REQUIRED TASK 1: In the saeRobust package page, which license is the package released under?
REQUIRED TASK 2: Write the next part of the saeRobust package documentation, starting after its last sentence.

Package 'saeRobust'

Title: Robust Small Area Estimation
Description: Methods to fit robust alternatives to commonly used models used in Small Area Estimation. The methods here used are based on best linear unbiased predictions and linear mixed models. At this time available models include area level models incorporating spatial and temporal correlation in the random effects.
Authors: Sebastian Warnholz [aut, cre]
Maintainer: Sebastian Warnholz <[email protected]>
License: MIT + file LICENSE
Version: 0.5.0
Built: 2024-10-11 04:15:19 UTC
Source: https://github.com/wahani/saerobust

Help Index


Fit model on Bootstrap sample

Description

These functions help to repeatedly fit a rfh model on bootstrap samples. Use bootstrap as a user interface. boot can be used to extend the framework but is not meant to be used interactively. If you are interested in the parameteric bootstrap for a 'rfh' model you can use the implementation in mse.

SUPPLIED DATA:
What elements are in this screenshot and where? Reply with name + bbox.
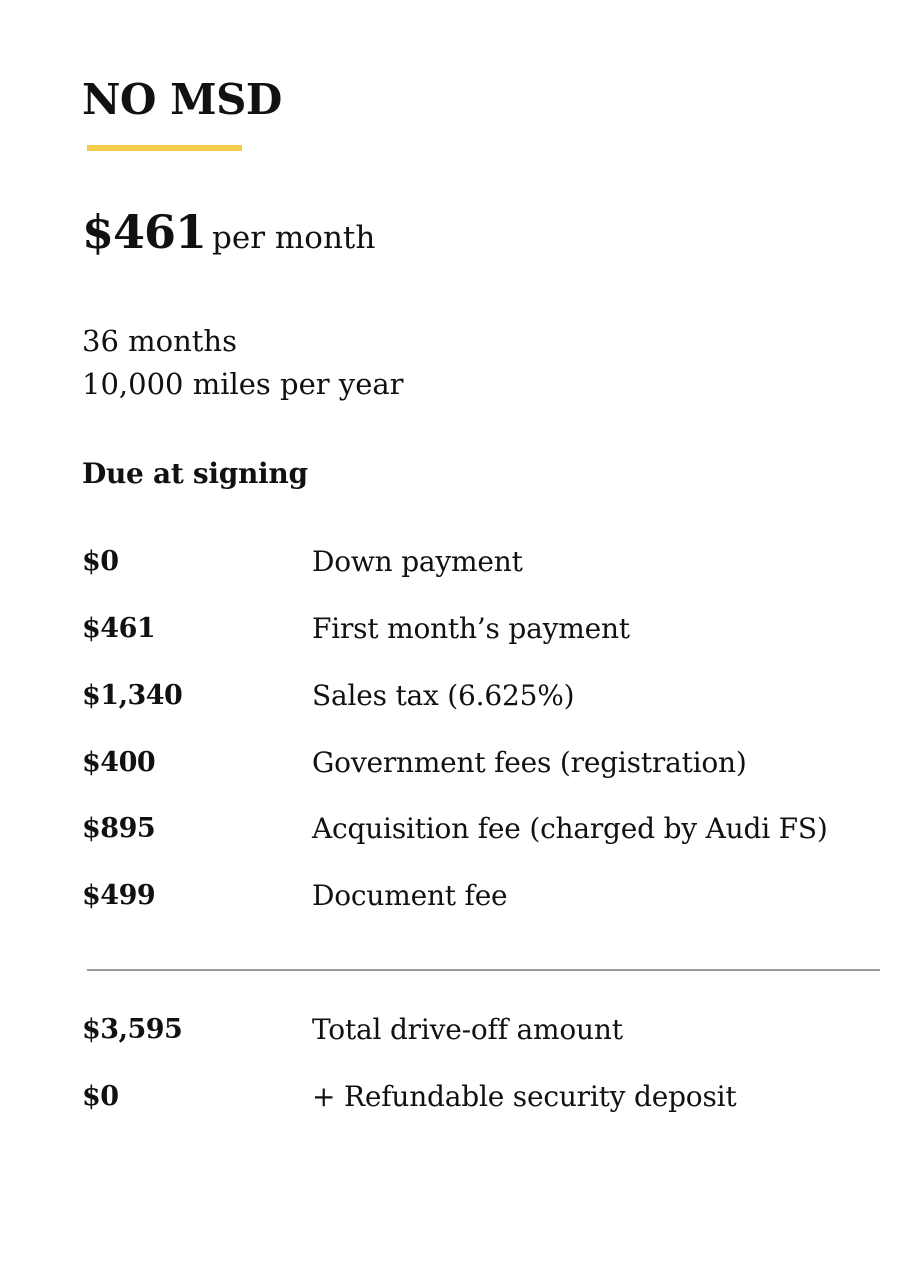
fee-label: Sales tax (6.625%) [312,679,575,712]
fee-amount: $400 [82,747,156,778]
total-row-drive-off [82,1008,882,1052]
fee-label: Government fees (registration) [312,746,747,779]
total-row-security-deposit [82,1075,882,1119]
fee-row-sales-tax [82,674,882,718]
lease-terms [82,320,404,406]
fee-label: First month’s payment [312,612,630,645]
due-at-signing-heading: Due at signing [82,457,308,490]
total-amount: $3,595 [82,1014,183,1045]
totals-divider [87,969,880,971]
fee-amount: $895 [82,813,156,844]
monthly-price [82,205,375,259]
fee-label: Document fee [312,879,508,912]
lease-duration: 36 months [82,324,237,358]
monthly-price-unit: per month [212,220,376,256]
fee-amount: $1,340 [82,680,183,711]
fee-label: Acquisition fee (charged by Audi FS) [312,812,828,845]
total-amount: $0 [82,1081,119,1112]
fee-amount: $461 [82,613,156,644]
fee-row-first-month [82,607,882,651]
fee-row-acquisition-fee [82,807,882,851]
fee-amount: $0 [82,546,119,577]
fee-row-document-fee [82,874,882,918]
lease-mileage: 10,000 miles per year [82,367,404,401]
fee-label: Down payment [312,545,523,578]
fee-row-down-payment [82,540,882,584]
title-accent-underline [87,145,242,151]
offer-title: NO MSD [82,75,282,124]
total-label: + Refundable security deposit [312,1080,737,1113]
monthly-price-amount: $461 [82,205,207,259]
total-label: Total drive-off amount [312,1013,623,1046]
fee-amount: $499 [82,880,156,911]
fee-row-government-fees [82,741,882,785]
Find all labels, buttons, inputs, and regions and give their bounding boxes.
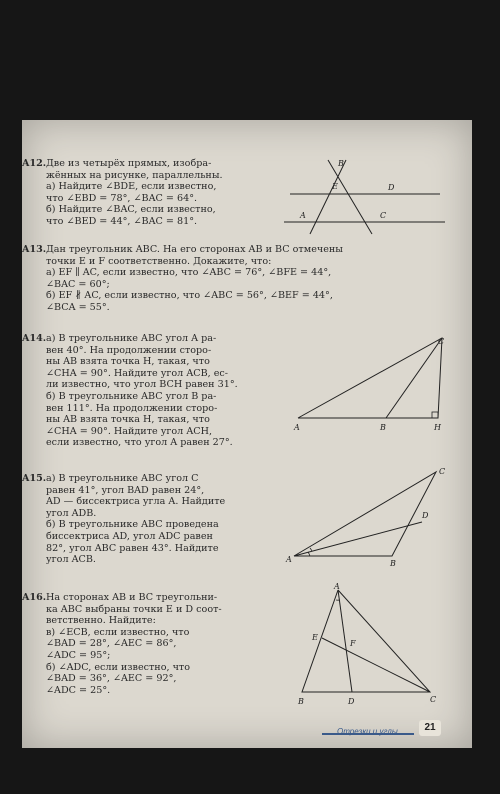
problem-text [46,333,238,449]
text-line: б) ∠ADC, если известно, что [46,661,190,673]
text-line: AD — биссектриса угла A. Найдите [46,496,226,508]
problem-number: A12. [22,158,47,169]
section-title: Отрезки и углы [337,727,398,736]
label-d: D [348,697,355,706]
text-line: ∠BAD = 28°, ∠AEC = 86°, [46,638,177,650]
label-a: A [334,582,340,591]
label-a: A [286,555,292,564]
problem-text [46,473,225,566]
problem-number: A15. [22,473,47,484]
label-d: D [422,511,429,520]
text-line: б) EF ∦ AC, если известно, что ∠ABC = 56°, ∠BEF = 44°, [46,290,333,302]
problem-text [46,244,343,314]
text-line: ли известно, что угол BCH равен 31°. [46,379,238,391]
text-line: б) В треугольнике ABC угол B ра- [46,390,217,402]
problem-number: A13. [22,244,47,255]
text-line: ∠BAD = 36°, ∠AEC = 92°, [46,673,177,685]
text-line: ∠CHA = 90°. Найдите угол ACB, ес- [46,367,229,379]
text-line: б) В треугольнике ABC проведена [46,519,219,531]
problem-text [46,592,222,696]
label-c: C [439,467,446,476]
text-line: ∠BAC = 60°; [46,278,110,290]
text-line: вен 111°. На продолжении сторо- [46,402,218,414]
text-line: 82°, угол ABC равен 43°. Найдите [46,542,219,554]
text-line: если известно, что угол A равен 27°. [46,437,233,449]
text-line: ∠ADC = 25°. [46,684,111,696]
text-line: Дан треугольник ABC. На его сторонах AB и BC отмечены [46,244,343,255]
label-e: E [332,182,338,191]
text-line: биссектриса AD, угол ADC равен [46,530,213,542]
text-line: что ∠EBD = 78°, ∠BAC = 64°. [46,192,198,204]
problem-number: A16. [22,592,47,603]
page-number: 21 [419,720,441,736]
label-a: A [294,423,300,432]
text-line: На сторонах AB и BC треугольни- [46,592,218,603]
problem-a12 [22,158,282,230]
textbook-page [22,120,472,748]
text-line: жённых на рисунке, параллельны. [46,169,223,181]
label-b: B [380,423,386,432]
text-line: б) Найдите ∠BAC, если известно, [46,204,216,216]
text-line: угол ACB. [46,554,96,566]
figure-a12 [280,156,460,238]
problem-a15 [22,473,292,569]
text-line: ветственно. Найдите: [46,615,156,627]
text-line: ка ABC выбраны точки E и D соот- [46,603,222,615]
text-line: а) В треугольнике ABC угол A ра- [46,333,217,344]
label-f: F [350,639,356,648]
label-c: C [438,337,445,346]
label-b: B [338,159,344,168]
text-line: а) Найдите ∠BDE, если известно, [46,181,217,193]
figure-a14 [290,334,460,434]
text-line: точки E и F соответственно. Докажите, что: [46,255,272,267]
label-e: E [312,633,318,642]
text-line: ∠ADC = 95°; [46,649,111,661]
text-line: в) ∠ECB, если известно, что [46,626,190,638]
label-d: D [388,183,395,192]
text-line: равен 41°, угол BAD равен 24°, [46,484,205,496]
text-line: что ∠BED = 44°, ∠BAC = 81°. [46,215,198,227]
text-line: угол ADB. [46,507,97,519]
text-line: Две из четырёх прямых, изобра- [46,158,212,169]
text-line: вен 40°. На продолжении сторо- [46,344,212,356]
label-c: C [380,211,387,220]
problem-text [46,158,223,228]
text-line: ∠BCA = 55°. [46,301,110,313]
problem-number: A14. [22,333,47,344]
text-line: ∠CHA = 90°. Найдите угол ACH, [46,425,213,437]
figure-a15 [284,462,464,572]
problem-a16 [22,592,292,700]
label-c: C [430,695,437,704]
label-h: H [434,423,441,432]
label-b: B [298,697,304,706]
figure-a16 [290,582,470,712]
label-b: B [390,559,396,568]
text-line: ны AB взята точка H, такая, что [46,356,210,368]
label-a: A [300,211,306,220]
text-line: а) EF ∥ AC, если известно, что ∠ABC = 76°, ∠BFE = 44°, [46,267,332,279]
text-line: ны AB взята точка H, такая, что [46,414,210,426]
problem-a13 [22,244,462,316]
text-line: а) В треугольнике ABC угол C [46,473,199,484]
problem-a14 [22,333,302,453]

WRITTEN ANSWER 1: MIT + file LICENSE

WRITTEN ANSWER 2:
Usage

bootstrap(object, matV = variance(object), B = NULL, ...)

boot(object, matV, B, ...)

## S4 method for signature 'ANY,ANY,integerORnumeric'
boot(object, matV, B, filter = NULL, postProcessing = identity, ...)

## S4 method for signature 'rfh,rfhVariance,'NULL''
boot(object, matV, B, ...)

Arguments

object

a fitted object

matV

the variance of a fitted object used to draw samples. In most cases this is object. Alternatively it may be useful to use a non-robust model.

B

the number of repetitions

...

arguments passed down to methods

filter

a vector indicating which elements in the fittedd object to keep in each repetition.

postProcessing

a function to process the results. Is applied before the filter.

Examples

data(milk, package = "sae")
milk$samplingVar <- milk$SD^2
modelFit <- rfh(yi ~ as.factor(MajorArea), milk, "samplingVar")
bootstrapCoefs <- bootstrap(modelFit, B = 2, filter = "coefficients")
do.call(rbind, unlist(bootstrapCoefs, FALSE))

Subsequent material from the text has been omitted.